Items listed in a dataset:

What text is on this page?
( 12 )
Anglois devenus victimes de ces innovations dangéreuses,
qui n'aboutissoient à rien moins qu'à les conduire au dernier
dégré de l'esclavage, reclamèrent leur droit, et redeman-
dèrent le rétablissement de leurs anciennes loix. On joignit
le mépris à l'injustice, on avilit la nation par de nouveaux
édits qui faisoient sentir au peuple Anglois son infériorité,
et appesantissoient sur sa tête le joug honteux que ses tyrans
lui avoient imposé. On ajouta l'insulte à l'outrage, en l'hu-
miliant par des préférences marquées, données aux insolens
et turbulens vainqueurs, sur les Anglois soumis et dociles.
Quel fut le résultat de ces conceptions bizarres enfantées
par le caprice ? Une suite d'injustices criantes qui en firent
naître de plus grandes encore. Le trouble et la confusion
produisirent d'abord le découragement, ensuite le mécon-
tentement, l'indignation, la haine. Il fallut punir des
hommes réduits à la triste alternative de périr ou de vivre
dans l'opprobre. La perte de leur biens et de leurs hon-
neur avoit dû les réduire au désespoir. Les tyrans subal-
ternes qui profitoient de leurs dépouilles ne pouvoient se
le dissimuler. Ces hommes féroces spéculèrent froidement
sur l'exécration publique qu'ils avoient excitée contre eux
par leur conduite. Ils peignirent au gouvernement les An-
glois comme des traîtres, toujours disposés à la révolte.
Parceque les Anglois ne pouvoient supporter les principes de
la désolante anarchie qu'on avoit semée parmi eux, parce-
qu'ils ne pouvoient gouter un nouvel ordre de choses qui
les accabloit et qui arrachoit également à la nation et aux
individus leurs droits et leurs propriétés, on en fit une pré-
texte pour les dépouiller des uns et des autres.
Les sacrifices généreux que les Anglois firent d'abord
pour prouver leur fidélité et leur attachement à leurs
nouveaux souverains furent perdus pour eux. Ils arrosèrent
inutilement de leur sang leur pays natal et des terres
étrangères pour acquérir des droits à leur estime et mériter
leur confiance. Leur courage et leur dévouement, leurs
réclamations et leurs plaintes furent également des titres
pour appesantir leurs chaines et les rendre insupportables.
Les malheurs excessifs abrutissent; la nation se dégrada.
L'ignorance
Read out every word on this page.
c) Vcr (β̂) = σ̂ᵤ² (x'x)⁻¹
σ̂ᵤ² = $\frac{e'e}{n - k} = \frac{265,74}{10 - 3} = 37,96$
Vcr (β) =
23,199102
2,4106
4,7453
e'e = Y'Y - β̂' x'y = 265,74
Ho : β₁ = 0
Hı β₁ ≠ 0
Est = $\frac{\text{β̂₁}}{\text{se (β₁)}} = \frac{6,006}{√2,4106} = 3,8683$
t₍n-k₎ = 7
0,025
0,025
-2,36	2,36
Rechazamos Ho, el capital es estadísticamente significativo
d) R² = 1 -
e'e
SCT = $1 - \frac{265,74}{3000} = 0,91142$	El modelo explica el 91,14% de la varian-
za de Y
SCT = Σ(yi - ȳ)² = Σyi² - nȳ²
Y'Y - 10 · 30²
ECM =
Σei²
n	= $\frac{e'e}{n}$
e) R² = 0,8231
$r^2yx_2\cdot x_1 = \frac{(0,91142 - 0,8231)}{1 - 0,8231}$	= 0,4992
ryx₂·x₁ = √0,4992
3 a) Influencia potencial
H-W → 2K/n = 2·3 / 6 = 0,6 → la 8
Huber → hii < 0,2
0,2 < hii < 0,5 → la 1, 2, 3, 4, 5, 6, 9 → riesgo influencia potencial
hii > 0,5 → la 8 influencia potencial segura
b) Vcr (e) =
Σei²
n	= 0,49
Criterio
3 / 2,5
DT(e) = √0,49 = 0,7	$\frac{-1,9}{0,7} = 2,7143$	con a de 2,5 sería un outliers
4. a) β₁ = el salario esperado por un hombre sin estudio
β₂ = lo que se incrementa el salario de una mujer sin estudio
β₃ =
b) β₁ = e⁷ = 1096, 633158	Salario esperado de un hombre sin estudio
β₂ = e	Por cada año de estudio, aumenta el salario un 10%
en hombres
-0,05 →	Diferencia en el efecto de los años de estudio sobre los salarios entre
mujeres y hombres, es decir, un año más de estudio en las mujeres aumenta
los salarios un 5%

* [The problem] Retype each record exactly, leaving nothing out.

* [Task solution]
What text is on this page?
( 12 )
Anglois devenus victimes de ces innovations dangéreuses,
qui n'aboutissoient à rien moins qu'à les conduire au dernier
dégré de l'esclavage, reclamèrent leur droit, et redeman-
dèrent le rétablissement de leurs anciennes loix. On joignit
le mépris à l'injustice, on avilit la nation par de nouveaux
édits qui faisoient sentir au peuple Anglois son infériorité,
et appesantissoient sur sa tête le joug honteux que ses tyrans
lui avoient imposé. On ajouta l'insulte à l'outrage, en l'hu-
miliant par des préférences marquées, données aux insolens
et turbulens vainqueurs, sur les Anglois soumis et dociles.
Quel fut le résultat de ces conceptions bizarres enfantées
par le caprice ? Une suite d'injustices criantes qui en firent
naître de plus grandes encore. Le trouble et la confusion
produisirent d'abord le découragement, ensuite le mécon-
tentement, l'indignation, la haine. Il fallut punir des
hommes réduits à la triste alternative de périr ou de vivre
dans l'opprobre. La perte de leur biens et de leurs hon-
neur avoit dû les réduire au désespoir. Les tyrans subal-
ternes qui profitoient de leurs dépouilles ne pouvoient se
le dissimuler. Ces hommes féroces spéculèrent froidement
sur l'exécration publique qu'ils avoient excitée contre eux
par leur conduite. Ils peignirent au gouvernement les An-
glois comme des traîtres, toujours disposés à la révolte.
Parceque les Anglois ne pouvoient supporter les principes de
la désolante anarchie qu'on avoit semée parmi eux, parce-
qu'ils ne pouvoient gouter un nouvel ordre de choses qui
les accabloit et qui arrachoit également à la nation et aux
individus leurs droits et leurs propriétés, on en fit une pré-
texte pour les dépouiller des uns et des autres.
Les sacrifices généreux que les Anglois firent d'abord
pour prouver leur fidélité et leur attachement à leurs
nouveaux souverains furent perdus pour eux. Ils arrosèrent
inutilement de leur sang leur pays natal et des terres
étrangères pour acquérir des droits à leur estime et mériter
leur confiance. Leur courage et leur dévouement, leurs
réclamations et leurs plaintes furent également des titres
pour appesantir leurs chaines et les rendre insupportables.
Les malheurs excessifs abrutissent; la nation se dégrada.
L'ignorance
Read out every word on this page.
c) Vcr (β̂) = σ̂ᵤ² (x'x)⁻¹
σ̂ᵤ² = $\frac{e'e}{n - k} = \frac{265,74}{10 - 3} = 37,96$
Vcr (β) =
23,199102
2,4106
4,7453
e'e = Y'Y - β̂' x'y = 265,74
Ho : β₁ = 0
Hı β₁ ≠ 0
Est = $\frac{\text{β̂₁}}{\text{se (β₁)}} = \frac{6,006}{√2,4106} = 3,8683$
t₍n-k₎ = 7
0,025
0,025
-2,36	2,36
Rechazamos Ho, el capital es estadísticamente significativo
d) R² = 1 -
e'e
SCT = $1 - \frac{265,74}{3000} = 0,91142$	El modelo explica el 91,14% de la varian-
za de Y
SCT = Σ(yi - ȳ)² = Σyi² - nȳ²
Y'Y - 10 · 30²
ECM =
Σei²
n	= $\frac{e'e}{n}$
e) R² = 0,8231
$r^2yx_2\cdot x_1 = \frac{(0,91142 - 0,8231)}{1 - 0,8231}$	= 0,4992
ryx₂·x₁ = √0,4992
3 a) Influencia potencial
H-W → 2K/n = 2·3 / 6 = 0,6 → la 8
Huber → hii < 0,2
0,2 < hii < 0,5 → la 1, 2, 3, 4, 5, 6, 9 → riesgo influencia potencial
hii > 0,5 → la 8 influencia potencial segura
b) Vcr (e) =
Σei²
n	= 0,49
Criterio
3 / 2,5
DT(e) = √0,49 = 0,7	$\frac{-1,9}{0,7} = 2,7143$	con a de 2,5 sería un outliers
4. a) β₁ = el salario esperado por un hombre sin estudio
β₂ = lo que se incrementa el salario de una mujer sin estudio
β₃ =
b) β₁ = e⁷ = 1096, 633158	Salario esperado de un hombre sin estudio
β₂ = e	Por cada año de estudio, aumenta el salario un 10%
en hombres
-0,05 →	Diferencia en el efecto de los años de estudio sobre los salarios entre
mujeres y hombres, es decir, un año más de estudio en las mujeres aumenta
los salarios un 5%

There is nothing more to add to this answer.